Read the lines of the data below and retrieve those with "Selbstbestimmung".

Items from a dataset
Content starts
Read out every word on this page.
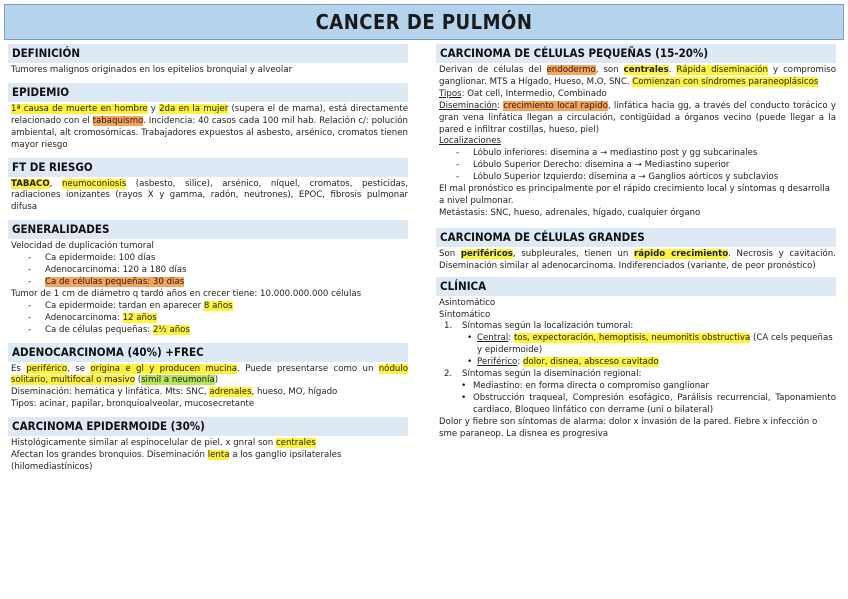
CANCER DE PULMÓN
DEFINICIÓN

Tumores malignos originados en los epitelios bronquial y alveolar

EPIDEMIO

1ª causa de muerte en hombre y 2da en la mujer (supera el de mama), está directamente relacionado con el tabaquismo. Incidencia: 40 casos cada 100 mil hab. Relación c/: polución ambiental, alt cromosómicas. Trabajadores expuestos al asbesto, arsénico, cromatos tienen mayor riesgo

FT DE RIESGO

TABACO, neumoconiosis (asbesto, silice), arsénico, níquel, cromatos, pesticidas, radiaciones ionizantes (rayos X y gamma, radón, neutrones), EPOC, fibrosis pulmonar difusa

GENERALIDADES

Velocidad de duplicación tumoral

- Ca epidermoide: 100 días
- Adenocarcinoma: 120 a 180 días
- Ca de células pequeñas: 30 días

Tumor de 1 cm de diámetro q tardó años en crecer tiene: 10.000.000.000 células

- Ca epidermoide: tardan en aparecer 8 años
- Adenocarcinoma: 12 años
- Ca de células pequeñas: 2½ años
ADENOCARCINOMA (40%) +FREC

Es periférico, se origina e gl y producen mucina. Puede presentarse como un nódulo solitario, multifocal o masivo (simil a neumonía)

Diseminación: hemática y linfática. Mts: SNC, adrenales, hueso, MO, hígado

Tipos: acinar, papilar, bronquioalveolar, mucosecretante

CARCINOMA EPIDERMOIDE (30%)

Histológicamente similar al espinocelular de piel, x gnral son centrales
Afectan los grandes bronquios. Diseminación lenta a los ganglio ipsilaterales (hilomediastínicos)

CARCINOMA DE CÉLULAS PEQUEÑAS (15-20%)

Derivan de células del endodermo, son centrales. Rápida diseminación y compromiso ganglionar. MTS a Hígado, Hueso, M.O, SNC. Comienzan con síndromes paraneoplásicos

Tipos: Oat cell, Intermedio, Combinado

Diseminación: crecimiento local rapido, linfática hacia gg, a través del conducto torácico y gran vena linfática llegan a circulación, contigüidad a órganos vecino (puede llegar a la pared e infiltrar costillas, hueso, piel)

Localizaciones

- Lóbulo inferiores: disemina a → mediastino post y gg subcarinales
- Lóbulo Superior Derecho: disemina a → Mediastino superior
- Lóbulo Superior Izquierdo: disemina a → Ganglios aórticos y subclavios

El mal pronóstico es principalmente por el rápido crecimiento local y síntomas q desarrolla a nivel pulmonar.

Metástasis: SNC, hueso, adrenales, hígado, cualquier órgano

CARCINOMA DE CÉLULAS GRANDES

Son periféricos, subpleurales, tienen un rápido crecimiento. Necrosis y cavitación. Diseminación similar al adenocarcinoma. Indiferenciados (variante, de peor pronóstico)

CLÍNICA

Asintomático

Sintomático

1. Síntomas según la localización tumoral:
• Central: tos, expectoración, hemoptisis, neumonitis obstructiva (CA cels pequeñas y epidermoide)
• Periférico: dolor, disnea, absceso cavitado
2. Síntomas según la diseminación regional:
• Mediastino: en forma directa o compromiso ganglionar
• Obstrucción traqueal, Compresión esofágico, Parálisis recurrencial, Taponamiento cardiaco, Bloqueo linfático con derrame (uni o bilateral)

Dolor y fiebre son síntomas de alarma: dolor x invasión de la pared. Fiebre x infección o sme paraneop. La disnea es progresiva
Content ends
Content starts
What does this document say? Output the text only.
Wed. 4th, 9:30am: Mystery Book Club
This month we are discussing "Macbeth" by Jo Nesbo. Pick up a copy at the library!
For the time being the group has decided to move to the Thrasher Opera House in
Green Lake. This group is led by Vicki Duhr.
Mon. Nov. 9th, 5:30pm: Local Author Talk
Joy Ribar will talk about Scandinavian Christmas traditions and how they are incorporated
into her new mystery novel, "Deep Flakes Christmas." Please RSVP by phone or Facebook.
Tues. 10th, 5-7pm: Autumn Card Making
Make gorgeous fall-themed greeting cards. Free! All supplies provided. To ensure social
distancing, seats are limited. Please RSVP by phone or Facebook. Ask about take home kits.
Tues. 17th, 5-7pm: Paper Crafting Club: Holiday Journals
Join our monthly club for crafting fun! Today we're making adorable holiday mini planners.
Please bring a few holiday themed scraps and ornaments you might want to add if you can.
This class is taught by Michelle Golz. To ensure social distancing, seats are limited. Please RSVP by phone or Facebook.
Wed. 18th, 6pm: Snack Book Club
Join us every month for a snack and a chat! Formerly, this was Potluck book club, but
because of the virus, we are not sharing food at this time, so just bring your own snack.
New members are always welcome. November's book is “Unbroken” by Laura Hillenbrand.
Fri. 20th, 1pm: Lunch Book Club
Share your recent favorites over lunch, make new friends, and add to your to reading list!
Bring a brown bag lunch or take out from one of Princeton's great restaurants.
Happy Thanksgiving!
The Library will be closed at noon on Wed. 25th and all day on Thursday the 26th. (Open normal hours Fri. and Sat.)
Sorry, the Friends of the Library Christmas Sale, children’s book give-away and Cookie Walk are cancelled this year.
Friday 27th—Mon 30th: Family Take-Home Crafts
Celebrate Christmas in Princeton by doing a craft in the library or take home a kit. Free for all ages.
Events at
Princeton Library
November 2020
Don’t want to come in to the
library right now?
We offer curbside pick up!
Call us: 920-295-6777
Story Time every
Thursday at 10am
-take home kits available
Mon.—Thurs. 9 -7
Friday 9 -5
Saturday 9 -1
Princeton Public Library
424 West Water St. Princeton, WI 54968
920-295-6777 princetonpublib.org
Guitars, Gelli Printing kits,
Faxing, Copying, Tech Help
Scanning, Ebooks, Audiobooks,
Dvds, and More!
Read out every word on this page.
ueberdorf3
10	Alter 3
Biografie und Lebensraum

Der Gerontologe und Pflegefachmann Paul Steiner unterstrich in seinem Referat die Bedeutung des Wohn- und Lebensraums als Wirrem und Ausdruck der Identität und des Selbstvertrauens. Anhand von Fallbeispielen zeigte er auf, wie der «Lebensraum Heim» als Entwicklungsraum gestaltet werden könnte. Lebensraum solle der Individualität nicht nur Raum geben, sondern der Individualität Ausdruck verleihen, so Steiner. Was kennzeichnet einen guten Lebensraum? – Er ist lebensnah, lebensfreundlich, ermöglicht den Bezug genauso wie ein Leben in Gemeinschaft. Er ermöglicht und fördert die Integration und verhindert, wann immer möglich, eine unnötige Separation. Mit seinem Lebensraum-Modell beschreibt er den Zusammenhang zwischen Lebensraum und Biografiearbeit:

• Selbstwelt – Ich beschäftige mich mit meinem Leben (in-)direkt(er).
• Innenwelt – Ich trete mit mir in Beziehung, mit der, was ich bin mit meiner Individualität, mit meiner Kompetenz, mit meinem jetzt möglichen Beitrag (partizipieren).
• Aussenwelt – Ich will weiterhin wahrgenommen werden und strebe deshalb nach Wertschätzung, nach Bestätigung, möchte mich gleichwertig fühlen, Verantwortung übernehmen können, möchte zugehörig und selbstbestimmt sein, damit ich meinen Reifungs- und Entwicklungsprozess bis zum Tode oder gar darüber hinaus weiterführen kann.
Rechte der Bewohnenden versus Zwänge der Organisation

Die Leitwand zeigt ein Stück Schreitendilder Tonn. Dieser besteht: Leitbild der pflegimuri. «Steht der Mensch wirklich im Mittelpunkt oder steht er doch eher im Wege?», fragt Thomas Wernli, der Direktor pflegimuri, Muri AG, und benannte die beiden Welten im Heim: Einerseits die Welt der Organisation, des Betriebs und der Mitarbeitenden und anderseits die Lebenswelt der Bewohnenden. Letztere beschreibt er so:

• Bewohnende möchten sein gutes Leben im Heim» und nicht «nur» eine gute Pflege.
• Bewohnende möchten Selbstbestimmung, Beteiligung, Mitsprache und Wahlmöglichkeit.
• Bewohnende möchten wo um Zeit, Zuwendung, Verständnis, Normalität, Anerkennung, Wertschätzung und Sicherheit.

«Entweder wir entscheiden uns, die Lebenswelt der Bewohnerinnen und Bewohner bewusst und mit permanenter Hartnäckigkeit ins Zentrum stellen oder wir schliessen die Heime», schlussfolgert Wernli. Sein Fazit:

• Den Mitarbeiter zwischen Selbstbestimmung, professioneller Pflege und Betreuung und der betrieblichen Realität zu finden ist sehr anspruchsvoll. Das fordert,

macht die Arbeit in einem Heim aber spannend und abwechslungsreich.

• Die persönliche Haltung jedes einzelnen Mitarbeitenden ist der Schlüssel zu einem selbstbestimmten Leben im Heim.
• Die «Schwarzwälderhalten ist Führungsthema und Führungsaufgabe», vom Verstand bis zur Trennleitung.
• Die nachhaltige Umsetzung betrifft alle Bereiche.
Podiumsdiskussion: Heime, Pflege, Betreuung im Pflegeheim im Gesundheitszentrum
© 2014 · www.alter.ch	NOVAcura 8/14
Content ends
### THE ANSWER
• Bewohnende möchten Selbstbestimmung, Beteiligung, Mitsprache und Wahlmöglichkeit.
• Den Mitarbeiter zwischen Selbstbestimmung, professioneller Pflege und Betreuung und der betrieblichen Realität zu finden ist sehr anspruchsvoll. Das fordert,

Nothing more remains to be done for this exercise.